--- Goal ---
Check each line of the material. Copy those containing "月初参加".

·····

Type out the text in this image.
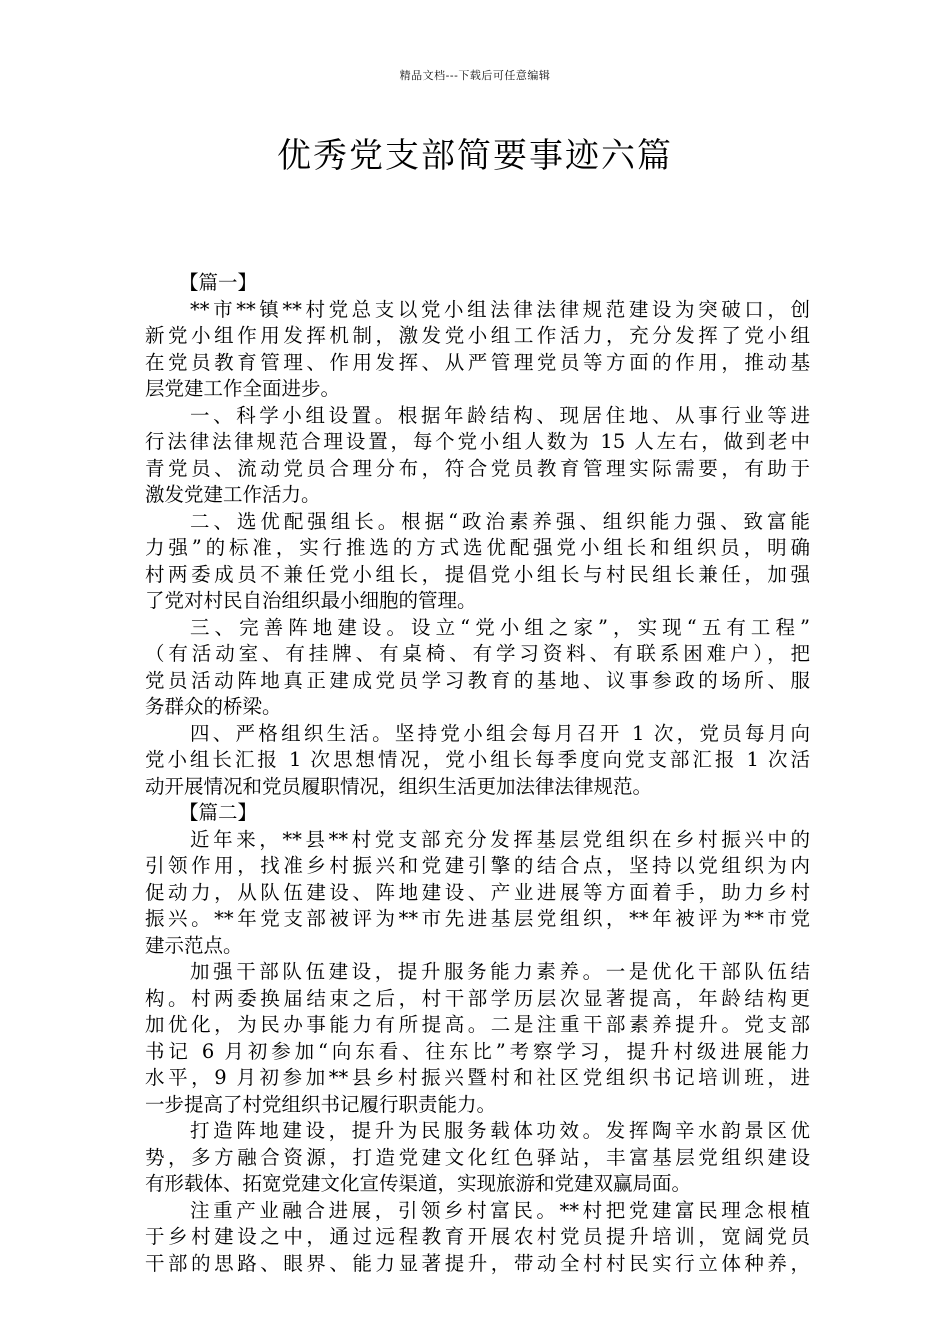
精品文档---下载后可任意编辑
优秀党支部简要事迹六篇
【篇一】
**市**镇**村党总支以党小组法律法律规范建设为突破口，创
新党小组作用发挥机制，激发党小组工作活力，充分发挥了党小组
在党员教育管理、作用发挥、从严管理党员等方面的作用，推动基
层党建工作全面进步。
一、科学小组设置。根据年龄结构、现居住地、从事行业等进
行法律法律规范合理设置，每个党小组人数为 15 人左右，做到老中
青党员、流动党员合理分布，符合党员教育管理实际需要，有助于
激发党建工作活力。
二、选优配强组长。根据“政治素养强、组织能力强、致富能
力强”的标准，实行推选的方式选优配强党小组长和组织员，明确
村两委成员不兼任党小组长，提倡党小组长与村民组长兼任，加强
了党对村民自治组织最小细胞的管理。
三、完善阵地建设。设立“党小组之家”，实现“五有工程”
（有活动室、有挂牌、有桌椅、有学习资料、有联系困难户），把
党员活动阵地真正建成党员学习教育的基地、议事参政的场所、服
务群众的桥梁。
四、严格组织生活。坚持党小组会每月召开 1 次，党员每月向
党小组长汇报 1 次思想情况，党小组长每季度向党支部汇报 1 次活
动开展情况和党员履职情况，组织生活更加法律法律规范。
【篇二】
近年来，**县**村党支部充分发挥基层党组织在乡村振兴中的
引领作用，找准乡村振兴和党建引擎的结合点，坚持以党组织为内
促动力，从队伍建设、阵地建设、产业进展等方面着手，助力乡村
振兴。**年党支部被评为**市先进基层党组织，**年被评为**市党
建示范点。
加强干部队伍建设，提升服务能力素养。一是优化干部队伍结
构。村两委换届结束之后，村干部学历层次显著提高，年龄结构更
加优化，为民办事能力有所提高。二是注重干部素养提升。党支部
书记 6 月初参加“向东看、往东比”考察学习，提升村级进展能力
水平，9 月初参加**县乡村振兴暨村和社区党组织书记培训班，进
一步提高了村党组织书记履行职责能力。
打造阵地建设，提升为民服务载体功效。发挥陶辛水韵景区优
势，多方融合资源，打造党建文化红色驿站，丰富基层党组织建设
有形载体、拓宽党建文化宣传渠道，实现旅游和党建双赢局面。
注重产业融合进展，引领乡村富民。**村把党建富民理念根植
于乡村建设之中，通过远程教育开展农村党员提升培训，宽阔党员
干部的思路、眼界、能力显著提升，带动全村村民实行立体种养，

·····

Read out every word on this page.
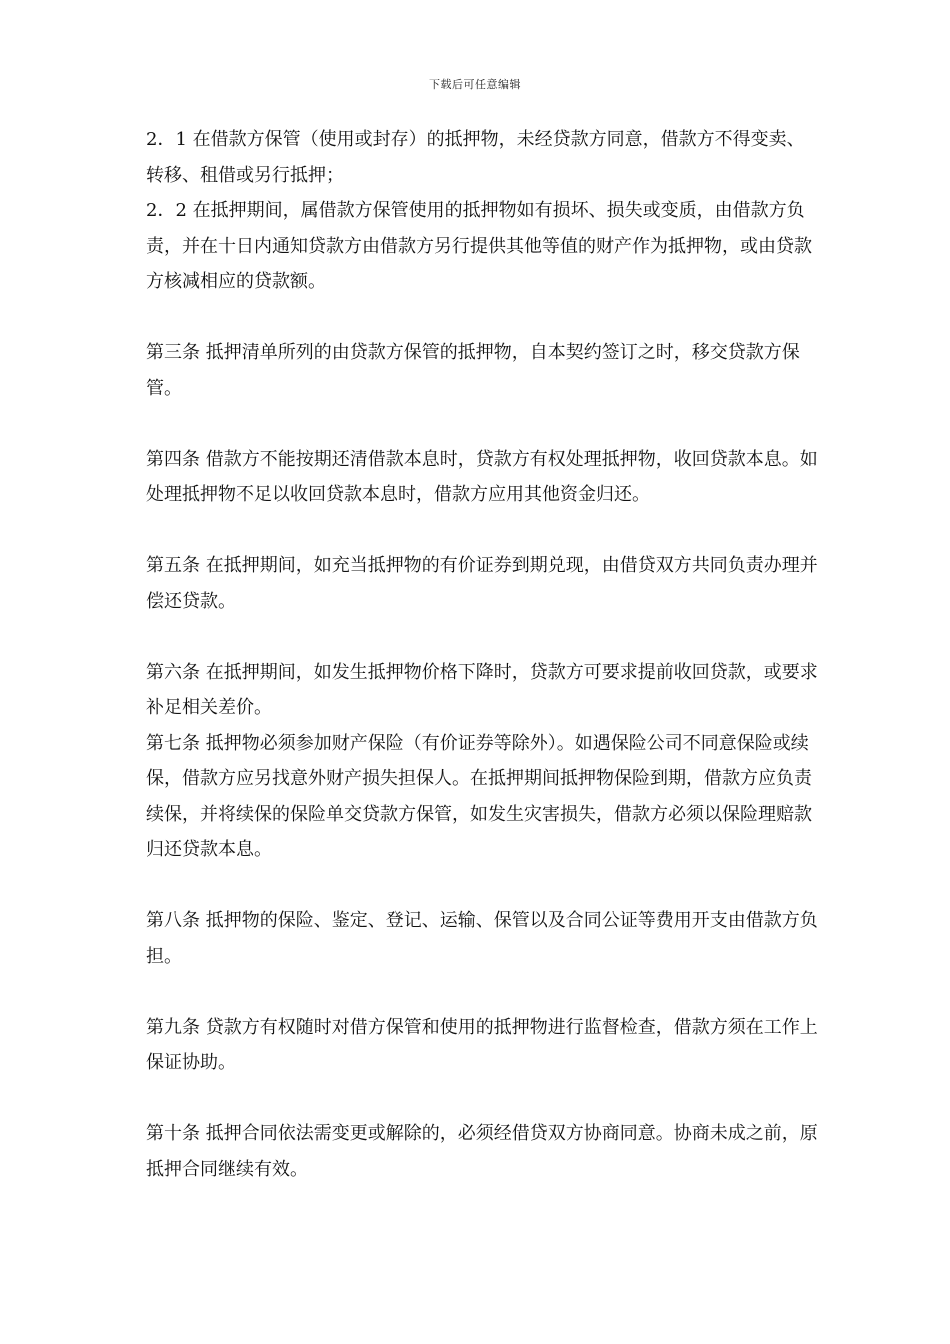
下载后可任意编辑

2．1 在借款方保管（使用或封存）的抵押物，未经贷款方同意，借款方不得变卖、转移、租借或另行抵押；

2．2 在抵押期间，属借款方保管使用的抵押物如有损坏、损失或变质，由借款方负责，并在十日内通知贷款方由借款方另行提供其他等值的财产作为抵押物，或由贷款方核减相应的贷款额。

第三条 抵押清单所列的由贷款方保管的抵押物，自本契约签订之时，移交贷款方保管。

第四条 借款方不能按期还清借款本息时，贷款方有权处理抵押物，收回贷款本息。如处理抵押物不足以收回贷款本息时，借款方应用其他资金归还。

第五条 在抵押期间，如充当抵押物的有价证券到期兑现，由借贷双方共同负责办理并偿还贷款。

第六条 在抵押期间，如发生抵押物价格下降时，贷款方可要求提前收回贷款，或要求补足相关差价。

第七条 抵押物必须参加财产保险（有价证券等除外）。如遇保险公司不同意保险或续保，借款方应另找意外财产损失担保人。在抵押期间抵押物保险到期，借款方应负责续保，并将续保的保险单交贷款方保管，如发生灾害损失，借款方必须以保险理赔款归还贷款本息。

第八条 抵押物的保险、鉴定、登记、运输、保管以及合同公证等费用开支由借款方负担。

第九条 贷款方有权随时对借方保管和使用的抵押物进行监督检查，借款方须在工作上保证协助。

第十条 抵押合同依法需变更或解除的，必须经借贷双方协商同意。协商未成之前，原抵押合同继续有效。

·····

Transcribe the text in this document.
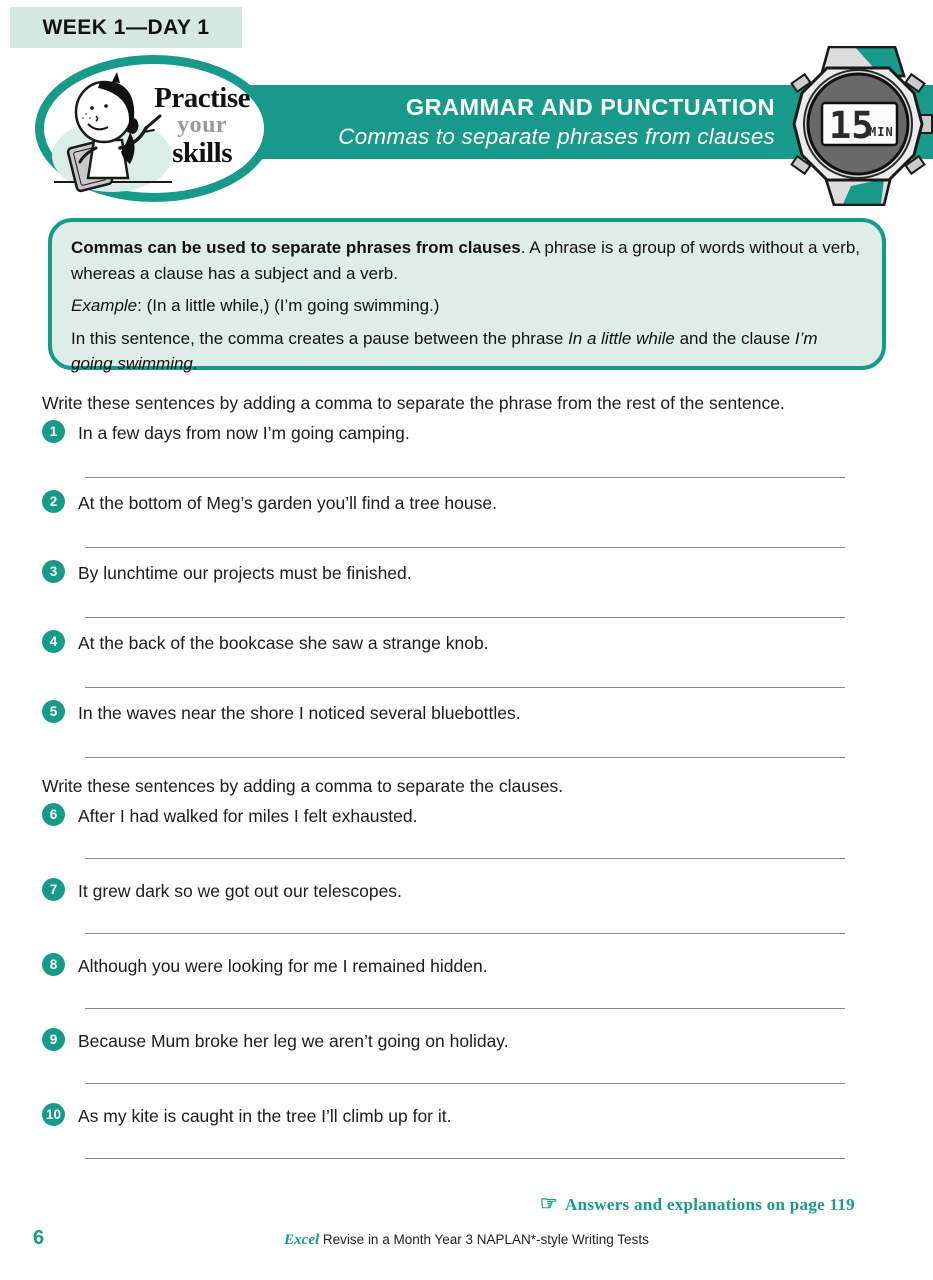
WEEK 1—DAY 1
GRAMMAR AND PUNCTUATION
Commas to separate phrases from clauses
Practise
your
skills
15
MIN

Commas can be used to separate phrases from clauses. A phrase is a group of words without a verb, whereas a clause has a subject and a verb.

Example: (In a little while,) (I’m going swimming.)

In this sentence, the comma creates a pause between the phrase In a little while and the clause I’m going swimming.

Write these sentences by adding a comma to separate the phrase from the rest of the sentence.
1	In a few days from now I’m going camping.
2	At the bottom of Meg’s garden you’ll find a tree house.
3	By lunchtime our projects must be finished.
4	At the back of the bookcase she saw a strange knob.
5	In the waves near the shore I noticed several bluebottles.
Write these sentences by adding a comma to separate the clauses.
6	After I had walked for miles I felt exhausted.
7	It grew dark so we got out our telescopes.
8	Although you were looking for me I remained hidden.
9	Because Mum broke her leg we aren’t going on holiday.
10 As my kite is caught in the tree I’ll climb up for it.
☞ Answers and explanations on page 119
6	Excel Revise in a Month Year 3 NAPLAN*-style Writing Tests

·····

--- The response ---
书记 6 月初参加“向东看、往东比”考察学习，提升村级进展能力
水平，9 月初参加**县乡村振兴暨村和社区党组织书记培训班，进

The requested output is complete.